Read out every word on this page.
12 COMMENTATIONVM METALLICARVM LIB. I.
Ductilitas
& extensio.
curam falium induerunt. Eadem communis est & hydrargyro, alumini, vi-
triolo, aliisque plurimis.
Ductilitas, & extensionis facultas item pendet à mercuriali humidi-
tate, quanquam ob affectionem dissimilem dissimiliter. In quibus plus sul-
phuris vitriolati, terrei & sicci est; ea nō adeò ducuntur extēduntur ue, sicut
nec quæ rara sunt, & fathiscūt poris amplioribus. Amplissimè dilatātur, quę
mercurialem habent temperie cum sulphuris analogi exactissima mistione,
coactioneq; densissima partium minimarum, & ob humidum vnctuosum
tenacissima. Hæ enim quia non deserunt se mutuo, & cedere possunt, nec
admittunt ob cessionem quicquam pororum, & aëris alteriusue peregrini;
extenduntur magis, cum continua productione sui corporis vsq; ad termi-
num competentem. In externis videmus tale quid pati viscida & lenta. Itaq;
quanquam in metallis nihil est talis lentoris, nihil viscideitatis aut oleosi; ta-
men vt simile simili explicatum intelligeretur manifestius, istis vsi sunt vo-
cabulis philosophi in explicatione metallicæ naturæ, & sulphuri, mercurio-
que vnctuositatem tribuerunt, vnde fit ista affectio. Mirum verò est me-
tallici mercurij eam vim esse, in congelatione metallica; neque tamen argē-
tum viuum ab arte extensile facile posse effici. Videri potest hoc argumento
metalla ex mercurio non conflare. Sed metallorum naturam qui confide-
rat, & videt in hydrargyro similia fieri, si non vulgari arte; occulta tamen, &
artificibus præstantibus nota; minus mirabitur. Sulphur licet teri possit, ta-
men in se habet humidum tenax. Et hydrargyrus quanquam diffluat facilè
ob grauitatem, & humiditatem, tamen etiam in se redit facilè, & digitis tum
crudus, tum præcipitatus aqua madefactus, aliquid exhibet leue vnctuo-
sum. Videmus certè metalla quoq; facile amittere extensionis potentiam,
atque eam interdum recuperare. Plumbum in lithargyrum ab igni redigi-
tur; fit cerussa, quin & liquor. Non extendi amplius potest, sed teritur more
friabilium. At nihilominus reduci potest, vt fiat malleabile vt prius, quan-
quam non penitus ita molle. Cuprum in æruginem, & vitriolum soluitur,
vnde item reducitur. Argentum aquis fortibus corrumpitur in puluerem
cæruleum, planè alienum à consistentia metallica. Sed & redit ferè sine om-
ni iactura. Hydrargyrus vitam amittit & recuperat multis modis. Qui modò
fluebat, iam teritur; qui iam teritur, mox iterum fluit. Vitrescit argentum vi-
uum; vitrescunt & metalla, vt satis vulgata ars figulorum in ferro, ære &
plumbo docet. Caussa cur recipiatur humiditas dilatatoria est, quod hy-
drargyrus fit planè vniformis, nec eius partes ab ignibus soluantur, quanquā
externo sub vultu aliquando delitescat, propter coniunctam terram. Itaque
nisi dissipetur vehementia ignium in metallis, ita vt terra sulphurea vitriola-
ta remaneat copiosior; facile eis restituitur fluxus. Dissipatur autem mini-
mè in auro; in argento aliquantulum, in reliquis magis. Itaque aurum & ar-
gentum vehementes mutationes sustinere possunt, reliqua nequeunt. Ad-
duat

--

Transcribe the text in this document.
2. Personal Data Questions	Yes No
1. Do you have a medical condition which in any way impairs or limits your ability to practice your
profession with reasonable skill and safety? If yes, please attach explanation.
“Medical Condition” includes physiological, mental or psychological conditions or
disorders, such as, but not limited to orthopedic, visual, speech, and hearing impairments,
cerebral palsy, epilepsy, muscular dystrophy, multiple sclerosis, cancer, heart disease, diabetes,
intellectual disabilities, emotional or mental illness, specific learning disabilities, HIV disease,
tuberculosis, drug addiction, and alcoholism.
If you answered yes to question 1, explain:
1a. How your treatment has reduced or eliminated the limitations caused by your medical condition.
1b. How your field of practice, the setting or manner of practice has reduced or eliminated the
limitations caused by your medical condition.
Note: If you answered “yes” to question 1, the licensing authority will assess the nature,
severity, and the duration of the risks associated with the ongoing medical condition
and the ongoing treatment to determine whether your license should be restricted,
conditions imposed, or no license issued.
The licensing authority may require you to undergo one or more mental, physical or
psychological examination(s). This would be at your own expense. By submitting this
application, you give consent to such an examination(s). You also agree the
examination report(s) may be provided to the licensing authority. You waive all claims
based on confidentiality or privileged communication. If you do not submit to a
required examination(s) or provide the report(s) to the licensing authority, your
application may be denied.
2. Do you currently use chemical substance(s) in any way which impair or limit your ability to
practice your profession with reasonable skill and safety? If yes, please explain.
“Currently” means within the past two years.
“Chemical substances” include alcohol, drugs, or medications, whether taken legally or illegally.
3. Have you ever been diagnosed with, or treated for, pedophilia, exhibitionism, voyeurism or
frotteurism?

--

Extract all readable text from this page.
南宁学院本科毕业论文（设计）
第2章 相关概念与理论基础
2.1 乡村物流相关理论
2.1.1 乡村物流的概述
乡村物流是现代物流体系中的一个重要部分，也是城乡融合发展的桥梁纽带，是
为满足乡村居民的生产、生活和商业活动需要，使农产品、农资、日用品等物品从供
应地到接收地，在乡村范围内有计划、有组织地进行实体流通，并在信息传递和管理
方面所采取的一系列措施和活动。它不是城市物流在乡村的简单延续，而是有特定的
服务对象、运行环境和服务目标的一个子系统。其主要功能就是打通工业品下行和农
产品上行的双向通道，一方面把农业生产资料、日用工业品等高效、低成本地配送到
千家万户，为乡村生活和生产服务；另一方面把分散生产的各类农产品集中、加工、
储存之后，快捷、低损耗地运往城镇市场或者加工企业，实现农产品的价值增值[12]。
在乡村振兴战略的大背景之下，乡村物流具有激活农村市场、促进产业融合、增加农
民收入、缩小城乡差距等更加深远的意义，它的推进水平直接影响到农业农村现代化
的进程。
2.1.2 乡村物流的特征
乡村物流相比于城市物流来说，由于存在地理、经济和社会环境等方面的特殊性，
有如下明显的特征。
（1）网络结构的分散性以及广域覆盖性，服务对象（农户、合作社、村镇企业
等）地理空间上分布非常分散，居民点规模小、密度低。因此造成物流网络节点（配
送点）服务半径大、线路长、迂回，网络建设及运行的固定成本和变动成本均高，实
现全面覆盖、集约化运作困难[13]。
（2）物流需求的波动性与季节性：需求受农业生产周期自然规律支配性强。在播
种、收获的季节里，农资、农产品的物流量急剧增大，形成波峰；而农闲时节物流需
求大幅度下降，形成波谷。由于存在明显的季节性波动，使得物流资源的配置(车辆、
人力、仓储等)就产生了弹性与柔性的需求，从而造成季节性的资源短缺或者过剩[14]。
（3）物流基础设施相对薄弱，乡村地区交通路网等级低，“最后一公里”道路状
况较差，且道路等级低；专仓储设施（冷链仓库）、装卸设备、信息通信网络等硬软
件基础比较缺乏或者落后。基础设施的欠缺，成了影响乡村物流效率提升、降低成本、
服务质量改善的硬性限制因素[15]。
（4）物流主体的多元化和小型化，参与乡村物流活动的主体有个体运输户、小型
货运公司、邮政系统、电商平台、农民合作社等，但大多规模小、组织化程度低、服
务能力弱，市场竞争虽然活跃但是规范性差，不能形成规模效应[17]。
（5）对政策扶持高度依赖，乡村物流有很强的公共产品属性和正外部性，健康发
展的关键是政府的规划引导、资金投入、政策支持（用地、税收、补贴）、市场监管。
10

- Objective -
Count the lines above that contain the word "practice", and give only that number.

- Answer to the problem -
3